| Task material |

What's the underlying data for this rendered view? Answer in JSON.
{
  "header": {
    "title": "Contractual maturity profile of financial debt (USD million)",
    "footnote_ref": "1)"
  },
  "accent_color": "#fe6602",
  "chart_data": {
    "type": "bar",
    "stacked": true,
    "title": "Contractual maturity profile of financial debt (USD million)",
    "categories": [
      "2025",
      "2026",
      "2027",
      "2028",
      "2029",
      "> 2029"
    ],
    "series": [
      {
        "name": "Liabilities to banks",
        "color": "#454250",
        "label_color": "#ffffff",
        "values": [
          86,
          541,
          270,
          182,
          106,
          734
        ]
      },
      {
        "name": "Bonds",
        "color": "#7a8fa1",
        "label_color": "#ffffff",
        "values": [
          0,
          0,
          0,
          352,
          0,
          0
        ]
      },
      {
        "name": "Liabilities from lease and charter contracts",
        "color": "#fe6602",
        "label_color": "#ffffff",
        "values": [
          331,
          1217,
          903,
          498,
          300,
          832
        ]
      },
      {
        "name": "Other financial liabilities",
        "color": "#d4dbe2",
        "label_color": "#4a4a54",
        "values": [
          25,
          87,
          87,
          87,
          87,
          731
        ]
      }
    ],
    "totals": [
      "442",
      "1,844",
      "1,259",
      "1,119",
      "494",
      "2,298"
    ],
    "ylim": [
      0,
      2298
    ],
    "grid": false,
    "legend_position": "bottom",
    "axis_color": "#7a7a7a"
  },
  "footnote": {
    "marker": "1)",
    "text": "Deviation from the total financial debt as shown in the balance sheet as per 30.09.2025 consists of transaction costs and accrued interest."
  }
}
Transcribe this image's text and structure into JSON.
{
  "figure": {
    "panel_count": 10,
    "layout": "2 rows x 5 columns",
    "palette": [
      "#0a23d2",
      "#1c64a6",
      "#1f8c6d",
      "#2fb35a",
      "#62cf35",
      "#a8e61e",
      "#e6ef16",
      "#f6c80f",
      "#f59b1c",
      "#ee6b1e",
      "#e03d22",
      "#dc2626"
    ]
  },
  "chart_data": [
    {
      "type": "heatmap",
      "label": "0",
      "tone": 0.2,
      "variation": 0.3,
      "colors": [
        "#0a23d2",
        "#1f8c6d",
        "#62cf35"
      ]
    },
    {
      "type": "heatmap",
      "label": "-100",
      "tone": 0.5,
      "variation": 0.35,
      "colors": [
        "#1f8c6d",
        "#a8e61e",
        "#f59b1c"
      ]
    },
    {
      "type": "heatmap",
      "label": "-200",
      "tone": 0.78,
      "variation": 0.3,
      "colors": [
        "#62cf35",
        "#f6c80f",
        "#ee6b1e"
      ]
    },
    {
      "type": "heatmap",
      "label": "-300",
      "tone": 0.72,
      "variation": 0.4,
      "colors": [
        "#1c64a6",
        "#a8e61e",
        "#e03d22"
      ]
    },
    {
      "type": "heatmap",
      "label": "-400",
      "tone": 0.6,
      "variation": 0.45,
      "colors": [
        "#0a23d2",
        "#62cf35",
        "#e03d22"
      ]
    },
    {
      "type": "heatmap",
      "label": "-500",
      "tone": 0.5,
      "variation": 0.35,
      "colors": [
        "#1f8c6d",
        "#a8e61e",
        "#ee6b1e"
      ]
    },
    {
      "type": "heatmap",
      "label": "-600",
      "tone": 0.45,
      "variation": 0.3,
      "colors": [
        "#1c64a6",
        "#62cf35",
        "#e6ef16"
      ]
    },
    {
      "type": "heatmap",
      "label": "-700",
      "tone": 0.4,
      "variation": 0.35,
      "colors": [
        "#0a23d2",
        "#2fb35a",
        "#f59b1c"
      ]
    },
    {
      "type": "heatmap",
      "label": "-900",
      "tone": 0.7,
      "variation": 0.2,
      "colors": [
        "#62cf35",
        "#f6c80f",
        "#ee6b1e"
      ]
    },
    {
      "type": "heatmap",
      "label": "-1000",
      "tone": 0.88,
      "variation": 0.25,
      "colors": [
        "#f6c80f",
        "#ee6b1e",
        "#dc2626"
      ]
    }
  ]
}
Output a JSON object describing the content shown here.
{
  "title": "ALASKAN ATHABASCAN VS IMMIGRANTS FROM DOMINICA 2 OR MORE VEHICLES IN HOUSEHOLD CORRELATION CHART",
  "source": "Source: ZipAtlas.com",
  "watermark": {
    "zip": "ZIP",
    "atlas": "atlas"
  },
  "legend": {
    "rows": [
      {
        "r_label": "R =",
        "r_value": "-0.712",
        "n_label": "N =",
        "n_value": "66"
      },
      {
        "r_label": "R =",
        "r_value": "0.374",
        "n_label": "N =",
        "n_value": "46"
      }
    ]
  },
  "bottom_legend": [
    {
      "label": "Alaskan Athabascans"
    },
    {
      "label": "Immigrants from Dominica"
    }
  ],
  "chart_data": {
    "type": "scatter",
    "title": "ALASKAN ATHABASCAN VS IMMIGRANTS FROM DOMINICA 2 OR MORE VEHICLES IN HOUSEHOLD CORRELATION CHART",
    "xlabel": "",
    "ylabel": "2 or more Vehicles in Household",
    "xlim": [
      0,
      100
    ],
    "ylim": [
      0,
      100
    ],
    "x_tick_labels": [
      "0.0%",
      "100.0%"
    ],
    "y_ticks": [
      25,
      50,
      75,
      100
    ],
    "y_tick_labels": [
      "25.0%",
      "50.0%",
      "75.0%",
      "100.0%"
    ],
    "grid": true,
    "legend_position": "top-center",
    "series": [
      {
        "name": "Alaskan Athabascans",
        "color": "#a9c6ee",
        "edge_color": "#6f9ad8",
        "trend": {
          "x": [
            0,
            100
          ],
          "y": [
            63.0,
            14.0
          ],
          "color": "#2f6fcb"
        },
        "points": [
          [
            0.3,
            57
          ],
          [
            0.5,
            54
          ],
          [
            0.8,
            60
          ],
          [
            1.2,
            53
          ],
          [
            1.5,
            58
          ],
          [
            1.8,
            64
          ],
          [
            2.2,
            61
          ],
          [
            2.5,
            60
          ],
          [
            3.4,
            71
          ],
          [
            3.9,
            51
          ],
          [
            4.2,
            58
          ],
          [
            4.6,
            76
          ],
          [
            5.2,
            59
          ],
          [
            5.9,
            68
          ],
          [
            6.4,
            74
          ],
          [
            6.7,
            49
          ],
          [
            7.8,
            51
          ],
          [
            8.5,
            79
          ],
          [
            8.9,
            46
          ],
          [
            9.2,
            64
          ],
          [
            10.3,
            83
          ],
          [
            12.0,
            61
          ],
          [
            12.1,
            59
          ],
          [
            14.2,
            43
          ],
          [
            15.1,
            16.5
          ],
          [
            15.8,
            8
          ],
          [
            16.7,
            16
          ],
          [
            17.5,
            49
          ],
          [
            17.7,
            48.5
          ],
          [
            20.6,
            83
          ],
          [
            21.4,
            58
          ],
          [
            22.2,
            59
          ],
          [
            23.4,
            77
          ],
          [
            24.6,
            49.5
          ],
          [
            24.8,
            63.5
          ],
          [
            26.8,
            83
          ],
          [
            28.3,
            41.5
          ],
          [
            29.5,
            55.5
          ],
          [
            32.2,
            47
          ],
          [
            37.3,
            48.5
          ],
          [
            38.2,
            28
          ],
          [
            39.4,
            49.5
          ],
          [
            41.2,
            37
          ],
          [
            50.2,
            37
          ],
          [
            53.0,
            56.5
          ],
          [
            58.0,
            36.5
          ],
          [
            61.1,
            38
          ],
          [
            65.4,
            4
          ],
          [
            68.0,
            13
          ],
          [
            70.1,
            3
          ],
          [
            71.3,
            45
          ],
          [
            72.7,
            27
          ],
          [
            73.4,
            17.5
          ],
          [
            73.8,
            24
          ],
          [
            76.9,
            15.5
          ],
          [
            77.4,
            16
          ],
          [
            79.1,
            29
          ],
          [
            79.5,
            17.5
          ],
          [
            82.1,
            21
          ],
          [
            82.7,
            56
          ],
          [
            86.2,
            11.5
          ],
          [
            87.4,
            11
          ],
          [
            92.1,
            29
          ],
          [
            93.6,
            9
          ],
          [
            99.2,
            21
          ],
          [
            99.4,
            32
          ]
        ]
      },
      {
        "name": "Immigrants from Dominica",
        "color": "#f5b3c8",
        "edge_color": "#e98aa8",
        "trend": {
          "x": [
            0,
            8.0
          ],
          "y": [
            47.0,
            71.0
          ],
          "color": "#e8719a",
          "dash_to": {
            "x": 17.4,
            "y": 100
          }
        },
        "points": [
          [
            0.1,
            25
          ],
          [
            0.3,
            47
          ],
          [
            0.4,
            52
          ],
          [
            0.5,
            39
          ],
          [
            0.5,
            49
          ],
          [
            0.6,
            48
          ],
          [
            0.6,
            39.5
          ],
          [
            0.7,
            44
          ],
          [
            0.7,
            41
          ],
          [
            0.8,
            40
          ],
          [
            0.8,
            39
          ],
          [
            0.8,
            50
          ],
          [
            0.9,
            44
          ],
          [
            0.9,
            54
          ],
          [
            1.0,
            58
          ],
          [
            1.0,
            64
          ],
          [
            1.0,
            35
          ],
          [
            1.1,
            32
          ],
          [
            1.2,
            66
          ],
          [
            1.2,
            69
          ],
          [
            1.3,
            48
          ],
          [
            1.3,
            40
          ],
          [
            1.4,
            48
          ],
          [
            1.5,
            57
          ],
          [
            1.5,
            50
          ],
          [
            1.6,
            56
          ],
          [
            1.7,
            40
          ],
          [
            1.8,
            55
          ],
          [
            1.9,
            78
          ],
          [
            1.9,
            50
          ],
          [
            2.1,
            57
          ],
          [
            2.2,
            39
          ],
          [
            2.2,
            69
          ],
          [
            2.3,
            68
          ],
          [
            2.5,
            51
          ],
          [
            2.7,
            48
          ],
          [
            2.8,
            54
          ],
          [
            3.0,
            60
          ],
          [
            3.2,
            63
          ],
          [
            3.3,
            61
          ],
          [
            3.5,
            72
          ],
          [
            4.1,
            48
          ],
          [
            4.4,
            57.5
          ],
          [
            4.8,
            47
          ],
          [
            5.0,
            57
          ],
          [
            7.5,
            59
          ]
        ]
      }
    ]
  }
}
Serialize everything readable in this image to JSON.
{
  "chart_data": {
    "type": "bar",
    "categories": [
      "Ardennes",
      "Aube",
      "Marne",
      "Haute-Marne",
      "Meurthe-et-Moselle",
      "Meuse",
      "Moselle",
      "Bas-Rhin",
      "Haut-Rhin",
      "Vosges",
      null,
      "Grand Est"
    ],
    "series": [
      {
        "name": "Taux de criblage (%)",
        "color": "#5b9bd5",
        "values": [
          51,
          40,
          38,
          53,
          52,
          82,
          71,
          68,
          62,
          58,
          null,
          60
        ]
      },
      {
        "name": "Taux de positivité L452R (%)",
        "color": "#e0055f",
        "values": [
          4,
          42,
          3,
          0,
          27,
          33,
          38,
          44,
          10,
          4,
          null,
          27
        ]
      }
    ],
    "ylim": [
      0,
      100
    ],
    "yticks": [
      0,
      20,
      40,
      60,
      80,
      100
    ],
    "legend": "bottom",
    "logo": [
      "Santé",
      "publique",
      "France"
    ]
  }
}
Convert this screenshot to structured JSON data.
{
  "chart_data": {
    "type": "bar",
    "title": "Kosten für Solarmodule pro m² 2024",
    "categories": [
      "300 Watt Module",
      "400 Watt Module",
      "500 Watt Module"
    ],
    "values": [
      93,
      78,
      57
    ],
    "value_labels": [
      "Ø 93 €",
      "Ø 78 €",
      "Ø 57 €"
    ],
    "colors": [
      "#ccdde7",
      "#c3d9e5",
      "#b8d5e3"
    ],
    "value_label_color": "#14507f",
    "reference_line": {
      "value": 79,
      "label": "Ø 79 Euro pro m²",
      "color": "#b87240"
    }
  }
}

| Task requirements |
Every line from the one containing "Serialize everything readable" through the last line must be copied exactly; leave out the rest.

| Problem solution |
Serialize everything readable in this image to JSON.
{
  "chart_data": {
    "type": "bar",
    "categories": [
      "Ardennes",
      "Aube",
      "Marne",
      "Haute-Marne",
      "Meurthe-et-Moselle",
      "Meuse",
      "Moselle",
      "Bas-Rhin",
      "Haut-Rhin",
      "Vosges",
      null,
      "Grand Est"
    ],
    "series": [
      {
        "name": "Taux de criblage (%)",
        "color": "#5b9bd5",
        "values": [
          51,
          40,
          38,
          53,
          52,
          82,
          71,
          68,
          62,
          58,
          null,
          60
        ]
      },
      {
        "name": "Taux de positivité L452R (%)",
        "color": "#e0055f",
        "values": [
          4,
          42,
          3,
          0,
          27,
          33,
          38,
          44,
          10,
          4,
          null,
          27
        ]
      }
    ],
    "ylim": [
      0,
      100
    ],
    "yticks": [
      0,
      20,
      40,
      60,
      80,
      100
    ],
    "legend": "bottom",
    "logo": [
      "Santé",
      "publique",
      "France"
    ]
  }
}
Convert this screenshot to structured JSON data.
{
  "chart_data": {
    "type": "bar",
    "title": "Kosten für Solarmodule pro m² 2024",
    "categories": [
      "300 Watt Module",
      "400 Watt Module",
      "500 Watt Module"
    ],
    "values": [
      93,
      78,
      57
    ],
    "value_labels": [
      "Ø 93 €",
      "Ø 78 €",
      "Ø 57 €"
    ],
    "colors": [
      "#ccdde7",
      "#c3d9e5",
      "#b8d5e3"
    ],
    "value_label_color": "#14507f",
    "reference_line": {
      "value": 79,
      "label": "Ø 79 Euro pro m²",
      "color": "#b87240"
    }
  }
}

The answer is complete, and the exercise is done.